Stated problem:
Locate the string "Phase" in the records below. Copy every line where it occurs.

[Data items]
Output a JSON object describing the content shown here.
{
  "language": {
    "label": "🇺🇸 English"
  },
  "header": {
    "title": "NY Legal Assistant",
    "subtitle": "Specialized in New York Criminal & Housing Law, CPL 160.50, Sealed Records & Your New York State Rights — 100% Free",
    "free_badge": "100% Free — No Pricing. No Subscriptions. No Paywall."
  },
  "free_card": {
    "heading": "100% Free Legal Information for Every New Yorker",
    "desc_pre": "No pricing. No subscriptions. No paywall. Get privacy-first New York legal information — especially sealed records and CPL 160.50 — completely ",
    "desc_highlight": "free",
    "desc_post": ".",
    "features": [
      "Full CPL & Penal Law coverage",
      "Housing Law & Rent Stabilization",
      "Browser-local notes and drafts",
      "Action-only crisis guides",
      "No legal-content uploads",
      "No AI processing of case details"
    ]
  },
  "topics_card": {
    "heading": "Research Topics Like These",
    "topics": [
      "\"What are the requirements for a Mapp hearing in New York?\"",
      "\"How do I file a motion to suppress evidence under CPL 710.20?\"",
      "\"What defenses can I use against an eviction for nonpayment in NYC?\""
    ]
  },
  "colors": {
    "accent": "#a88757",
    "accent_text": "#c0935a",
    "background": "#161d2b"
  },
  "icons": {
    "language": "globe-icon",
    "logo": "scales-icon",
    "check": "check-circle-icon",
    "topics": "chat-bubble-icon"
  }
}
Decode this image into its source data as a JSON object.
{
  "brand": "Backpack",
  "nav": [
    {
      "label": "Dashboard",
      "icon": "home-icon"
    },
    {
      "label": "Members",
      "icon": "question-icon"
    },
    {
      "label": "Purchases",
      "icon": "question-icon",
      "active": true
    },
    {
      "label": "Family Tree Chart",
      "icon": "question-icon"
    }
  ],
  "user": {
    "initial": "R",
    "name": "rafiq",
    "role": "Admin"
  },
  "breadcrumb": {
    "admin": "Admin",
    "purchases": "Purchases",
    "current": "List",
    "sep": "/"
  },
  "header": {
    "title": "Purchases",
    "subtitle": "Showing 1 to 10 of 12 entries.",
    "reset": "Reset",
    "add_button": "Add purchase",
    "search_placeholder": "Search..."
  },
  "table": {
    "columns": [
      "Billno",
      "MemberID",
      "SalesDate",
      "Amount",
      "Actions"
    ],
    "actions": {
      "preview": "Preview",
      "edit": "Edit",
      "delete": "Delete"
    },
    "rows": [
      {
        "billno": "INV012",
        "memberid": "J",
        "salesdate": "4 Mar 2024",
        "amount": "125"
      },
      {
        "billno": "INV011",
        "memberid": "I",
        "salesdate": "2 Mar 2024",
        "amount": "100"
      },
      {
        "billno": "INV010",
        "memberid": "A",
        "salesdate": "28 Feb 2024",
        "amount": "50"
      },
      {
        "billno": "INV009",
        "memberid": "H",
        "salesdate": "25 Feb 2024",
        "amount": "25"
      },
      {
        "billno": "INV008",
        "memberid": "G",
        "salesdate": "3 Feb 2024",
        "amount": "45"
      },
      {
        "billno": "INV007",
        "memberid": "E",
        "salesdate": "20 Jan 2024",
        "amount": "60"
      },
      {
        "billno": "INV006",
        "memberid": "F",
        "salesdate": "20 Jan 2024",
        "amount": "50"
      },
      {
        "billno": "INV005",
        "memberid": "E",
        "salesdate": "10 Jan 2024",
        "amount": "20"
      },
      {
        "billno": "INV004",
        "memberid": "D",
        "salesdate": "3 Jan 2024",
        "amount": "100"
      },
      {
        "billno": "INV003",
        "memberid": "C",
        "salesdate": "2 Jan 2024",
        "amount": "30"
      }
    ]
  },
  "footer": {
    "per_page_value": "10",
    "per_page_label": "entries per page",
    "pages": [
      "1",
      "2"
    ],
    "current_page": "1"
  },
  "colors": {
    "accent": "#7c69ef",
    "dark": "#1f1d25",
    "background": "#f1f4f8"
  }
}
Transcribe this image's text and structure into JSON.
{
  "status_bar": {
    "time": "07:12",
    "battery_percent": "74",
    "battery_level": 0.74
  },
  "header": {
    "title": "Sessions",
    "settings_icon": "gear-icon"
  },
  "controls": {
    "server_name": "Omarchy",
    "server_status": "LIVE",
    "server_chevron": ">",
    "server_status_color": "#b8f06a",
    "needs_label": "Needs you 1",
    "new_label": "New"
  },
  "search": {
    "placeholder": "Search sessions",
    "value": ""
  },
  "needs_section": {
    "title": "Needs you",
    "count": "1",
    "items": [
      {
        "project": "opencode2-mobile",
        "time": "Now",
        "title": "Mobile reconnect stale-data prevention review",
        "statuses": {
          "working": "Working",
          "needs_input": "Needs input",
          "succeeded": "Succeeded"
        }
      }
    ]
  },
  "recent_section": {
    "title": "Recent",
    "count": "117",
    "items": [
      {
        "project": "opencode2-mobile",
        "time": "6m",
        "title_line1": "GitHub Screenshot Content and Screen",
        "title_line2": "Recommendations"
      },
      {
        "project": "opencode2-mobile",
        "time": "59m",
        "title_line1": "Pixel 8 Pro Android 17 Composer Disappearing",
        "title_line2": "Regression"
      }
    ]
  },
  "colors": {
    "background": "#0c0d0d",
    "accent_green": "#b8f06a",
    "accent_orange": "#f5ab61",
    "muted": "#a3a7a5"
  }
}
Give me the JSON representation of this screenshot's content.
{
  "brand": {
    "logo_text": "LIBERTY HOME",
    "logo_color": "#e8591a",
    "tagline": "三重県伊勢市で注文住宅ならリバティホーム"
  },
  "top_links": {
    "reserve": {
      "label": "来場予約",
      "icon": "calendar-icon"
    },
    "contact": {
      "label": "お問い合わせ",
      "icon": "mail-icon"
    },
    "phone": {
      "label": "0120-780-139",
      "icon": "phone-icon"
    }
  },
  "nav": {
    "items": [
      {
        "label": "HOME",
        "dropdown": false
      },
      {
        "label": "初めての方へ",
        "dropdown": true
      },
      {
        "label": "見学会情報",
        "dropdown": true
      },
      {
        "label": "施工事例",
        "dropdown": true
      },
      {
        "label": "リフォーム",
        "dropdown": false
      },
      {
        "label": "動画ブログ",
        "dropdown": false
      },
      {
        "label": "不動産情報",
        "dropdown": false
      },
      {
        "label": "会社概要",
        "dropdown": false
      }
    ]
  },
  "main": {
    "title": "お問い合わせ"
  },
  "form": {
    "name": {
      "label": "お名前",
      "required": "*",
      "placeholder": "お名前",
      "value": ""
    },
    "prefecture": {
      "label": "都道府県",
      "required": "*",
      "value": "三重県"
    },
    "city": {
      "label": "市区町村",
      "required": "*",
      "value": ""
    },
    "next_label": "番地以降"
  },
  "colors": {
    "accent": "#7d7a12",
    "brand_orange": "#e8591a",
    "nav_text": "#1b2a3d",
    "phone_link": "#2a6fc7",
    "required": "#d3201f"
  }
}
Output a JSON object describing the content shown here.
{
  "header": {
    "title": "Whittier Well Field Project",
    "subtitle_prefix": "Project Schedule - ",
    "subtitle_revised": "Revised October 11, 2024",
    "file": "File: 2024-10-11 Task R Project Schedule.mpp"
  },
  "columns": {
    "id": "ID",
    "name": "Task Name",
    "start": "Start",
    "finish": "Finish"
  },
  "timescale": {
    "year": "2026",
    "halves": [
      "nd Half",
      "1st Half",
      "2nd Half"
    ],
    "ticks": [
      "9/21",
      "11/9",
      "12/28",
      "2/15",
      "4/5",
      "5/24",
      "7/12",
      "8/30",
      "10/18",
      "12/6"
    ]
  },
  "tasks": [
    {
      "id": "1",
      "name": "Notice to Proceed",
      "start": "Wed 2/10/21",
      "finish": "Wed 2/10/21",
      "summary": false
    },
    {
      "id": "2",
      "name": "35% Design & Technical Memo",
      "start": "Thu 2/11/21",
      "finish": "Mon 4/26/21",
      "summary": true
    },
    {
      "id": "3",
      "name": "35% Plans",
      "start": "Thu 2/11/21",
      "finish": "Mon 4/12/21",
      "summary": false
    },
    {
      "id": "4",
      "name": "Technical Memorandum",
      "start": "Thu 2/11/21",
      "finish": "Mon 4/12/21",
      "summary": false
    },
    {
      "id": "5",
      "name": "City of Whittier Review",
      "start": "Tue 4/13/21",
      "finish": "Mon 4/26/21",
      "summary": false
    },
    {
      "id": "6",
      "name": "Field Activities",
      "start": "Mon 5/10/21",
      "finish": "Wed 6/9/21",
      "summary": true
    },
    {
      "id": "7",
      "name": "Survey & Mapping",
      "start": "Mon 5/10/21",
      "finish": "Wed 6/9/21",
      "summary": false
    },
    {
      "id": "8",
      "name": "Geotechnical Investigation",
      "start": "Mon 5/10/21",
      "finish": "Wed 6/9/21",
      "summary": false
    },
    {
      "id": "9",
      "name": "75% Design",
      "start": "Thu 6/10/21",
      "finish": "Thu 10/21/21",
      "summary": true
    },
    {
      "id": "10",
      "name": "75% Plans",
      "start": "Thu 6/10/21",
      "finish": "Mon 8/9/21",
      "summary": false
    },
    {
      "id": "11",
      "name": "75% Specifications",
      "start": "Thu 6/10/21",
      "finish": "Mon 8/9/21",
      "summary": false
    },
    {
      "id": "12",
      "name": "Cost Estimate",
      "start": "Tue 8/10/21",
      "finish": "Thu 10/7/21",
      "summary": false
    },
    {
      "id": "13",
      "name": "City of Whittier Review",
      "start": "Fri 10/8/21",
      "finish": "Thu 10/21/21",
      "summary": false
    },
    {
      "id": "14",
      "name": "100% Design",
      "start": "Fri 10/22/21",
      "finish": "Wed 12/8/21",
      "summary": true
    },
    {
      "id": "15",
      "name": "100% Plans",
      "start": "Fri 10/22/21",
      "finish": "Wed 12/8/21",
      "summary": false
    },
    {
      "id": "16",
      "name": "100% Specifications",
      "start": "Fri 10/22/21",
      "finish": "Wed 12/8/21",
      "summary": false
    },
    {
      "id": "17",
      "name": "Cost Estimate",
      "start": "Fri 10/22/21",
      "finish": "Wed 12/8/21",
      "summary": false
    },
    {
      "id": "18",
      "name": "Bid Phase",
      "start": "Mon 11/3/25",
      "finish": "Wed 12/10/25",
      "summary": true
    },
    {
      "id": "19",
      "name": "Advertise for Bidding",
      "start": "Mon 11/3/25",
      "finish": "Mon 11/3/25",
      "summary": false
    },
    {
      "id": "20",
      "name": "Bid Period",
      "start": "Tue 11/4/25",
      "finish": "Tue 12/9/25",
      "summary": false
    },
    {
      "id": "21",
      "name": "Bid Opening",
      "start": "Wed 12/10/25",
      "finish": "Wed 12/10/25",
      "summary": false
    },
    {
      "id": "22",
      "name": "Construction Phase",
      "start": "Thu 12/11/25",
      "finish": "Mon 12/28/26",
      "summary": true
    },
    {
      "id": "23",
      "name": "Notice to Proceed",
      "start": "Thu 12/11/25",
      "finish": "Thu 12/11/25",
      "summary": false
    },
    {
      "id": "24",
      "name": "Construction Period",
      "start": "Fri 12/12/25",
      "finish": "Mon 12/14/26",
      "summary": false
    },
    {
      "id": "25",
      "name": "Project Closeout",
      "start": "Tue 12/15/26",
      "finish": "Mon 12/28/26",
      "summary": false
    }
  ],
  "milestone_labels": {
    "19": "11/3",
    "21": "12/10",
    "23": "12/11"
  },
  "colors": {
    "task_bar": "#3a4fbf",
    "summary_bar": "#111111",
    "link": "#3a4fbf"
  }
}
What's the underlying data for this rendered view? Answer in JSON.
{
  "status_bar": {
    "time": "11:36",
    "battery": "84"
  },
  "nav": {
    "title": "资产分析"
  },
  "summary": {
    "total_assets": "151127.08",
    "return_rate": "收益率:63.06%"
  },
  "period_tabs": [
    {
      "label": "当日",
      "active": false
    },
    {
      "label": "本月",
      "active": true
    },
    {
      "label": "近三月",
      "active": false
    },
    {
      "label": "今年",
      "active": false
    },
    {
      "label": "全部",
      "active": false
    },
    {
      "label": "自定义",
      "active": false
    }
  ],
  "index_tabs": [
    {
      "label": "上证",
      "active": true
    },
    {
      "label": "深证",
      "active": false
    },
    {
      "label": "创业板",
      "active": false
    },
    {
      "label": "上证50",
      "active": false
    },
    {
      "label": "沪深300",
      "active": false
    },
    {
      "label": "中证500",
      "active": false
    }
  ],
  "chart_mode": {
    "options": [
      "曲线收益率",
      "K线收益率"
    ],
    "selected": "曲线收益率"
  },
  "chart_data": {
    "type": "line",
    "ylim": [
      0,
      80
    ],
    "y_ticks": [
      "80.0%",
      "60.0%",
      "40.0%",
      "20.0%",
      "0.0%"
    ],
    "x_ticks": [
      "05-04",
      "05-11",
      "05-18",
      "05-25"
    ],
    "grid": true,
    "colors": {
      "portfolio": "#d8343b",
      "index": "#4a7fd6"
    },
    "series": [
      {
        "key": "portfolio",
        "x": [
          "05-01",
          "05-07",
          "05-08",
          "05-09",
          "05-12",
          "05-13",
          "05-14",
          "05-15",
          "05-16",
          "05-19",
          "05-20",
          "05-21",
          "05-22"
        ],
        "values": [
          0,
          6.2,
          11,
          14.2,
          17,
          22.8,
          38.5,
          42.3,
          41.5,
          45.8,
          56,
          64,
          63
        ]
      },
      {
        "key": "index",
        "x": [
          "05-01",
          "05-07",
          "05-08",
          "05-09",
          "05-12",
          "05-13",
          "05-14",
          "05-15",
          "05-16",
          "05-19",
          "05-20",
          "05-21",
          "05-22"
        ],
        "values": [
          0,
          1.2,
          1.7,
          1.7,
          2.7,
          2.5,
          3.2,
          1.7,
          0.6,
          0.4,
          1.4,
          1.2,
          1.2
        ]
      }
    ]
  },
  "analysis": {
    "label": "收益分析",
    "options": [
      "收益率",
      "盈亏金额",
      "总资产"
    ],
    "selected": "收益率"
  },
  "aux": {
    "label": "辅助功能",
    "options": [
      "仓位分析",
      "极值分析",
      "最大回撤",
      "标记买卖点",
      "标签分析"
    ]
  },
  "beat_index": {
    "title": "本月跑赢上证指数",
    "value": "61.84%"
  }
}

Correct answer:
      "name": "Bid Phase",
      "name": "Construction Phase",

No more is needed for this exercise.